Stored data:
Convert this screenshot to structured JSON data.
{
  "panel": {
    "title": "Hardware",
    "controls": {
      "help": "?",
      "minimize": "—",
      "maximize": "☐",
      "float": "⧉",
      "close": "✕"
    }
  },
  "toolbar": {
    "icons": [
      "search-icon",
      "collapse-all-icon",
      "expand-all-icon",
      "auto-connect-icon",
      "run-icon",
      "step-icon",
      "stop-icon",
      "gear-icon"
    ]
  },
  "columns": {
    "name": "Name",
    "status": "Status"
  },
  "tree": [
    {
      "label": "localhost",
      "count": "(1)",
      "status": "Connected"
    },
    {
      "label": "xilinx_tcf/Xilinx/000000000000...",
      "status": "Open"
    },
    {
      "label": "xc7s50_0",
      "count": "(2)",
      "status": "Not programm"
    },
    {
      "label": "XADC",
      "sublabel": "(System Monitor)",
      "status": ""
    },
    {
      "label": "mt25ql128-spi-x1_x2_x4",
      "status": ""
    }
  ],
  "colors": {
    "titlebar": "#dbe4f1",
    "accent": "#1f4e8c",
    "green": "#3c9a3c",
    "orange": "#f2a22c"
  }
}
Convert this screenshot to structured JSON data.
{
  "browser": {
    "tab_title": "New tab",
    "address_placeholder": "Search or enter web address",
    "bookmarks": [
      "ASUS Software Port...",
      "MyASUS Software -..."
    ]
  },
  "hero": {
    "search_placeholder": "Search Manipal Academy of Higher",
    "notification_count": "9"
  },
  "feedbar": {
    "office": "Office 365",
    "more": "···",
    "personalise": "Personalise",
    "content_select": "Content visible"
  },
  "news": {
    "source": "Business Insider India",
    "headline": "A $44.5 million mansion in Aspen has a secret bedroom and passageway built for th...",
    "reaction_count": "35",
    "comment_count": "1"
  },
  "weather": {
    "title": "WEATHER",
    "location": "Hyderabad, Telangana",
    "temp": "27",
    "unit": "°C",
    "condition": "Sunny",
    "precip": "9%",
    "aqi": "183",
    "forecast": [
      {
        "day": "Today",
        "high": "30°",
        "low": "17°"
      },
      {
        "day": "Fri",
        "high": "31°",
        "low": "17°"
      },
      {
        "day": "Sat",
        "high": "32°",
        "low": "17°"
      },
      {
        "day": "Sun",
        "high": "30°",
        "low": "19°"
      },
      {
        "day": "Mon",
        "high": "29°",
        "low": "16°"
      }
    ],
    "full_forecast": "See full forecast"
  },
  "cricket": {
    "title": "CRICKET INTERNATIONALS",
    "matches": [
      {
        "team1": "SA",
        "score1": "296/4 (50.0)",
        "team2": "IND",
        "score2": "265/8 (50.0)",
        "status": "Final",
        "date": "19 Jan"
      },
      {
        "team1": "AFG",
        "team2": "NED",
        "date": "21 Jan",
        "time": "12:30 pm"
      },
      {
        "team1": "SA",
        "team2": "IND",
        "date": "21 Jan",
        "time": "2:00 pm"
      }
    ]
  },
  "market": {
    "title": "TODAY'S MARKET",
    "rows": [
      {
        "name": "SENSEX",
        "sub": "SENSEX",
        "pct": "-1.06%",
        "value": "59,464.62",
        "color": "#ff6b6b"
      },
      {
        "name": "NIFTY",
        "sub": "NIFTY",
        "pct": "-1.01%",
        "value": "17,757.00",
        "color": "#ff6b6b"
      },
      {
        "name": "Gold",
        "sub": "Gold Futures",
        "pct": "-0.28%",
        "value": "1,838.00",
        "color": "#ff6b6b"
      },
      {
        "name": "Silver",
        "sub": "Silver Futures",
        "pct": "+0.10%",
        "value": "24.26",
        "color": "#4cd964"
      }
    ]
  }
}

TASK
Your task is to repeat every entry exactly.

EXERCISE RESPONSE
Convert this screenshot to structured JSON data.
{
  "panel": {
    "title": "Hardware",
    "controls": {
      "help": "?",
      "minimize": "—",
      "maximize": "☐",
      "float": "⧉",
      "close": "✕"
    }
  },
  "toolbar": {
    "icons": [
      "search-icon",
      "collapse-all-icon",
      "expand-all-icon",
      "auto-connect-icon",
      "run-icon",
      "step-icon",
      "stop-icon",
      "gear-icon"
    ]
  },
  "columns": {
    "name": "Name",
    "status": "Status"
  },
  "tree": [
    {
      "label": "localhost",
      "count": "(1)",
      "status": "Connected"
    },
    {
      "label": "xilinx_tcf/Xilinx/000000000000...",
      "status": "Open"
    },
    {
      "label": "xc7s50_0",
      "count": "(2)",
      "status": "Not programm"
    },
    {
      "label": "XADC",
      "sublabel": "(System Monitor)",
      "status": ""
    },
    {
      "label": "mt25ql128-spi-x1_x2_x4",
      "status": ""
    }
  ],
  "colors": {
    "titlebar": "#dbe4f1",
    "accent": "#1f4e8c",
    "green": "#3c9a3c",
    "orange": "#f2a22c"
  }
}
Convert this screenshot to structured JSON data.
{
  "browser": {
    "tab_title": "New tab",
    "address_placeholder": "Search or enter web address",
    "bookmarks": [
      "ASUS Software Port...",
      "MyASUS Software -..."
    ]
  },
  "hero": {
    "search_placeholder": "Search Manipal Academy of Higher",
    "notification_count": "9"
  },
  "feedbar": {
    "office": "Office 365",
    "more": "···",
    "personalise": "Personalise",
    "content_select": "Content visible"
  },
  "news": {
    "source": "Business Insider India",
    "headline": "A $44.5 million mansion in Aspen has a secret bedroom and passageway built for th...",
    "reaction_count": "35",
    "comment_count": "1"
  },
  "weather": {
    "title": "WEATHER",
    "location": "Hyderabad, Telangana",
    "temp": "27",
    "unit": "°C",
    "condition": "Sunny",
    "precip": "9%",
    "aqi": "183",
    "forecast": [
      {
        "day": "Today",
        "high": "30°",
        "low": "17°"
      },
      {
        "day": "Fri",
        "high": "31°",
        "low": "17°"
      },
      {
        "day": "Sat",
        "high": "32°",
        "low": "17°"
      },
      {
        "day": "Sun",
        "high": "30°",
        "low": "19°"
      },
      {
        "day": "Mon",
        "high": "29°",
        "low": "16°"
      }
    ],
    "full_forecast": "See full forecast"
  },
  "cricket": {
    "title": "CRICKET INTERNATIONALS",
    "matches": [
      {
        "team1": "SA",
        "score1": "296/4 (50.0)",
        "team2": "IND",
        "score2": "265/8 (50.0)",
        "status": "Final",
        "date": "19 Jan"
      },
      {
        "team1": "AFG",
        "team2": "NED",
        "date": "21 Jan",
        "time": "12:30 pm"
      },
      {
        "team1": "SA",
        "team2": "IND",
        "date": "21 Jan",
        "time": "2:00 pm"
      }
    ]
  },
  "market": {
    "title": "TODAY'S MARKET",
    "rows": [
      {
        "name": "SENSEX",
        "sub": "SENSEX",
        "pct": "-1.06%",
        "value": "59,464.62",
        "color": "#ff6b6b"
      },
      {
        "name": "NIFTY",
        "sub": "NIFTY",
        "pct": "-1.01%",
        "value": "17,757.00",
        "color": "#ff6b6b"
      },
      {
        "name": "Gold",
        "sub": "Gold Futures",
        "pct": "-0.28%",
        "value": "1,838.00",
        "color": "#ff6b6b"
      },
      {
        "name": "Silver",
        "sub": "Silver Futures",
        "pct": "+0.10%",
        "value": "24.26",
        "color": "#4cd964"
      }
    ]
  }
}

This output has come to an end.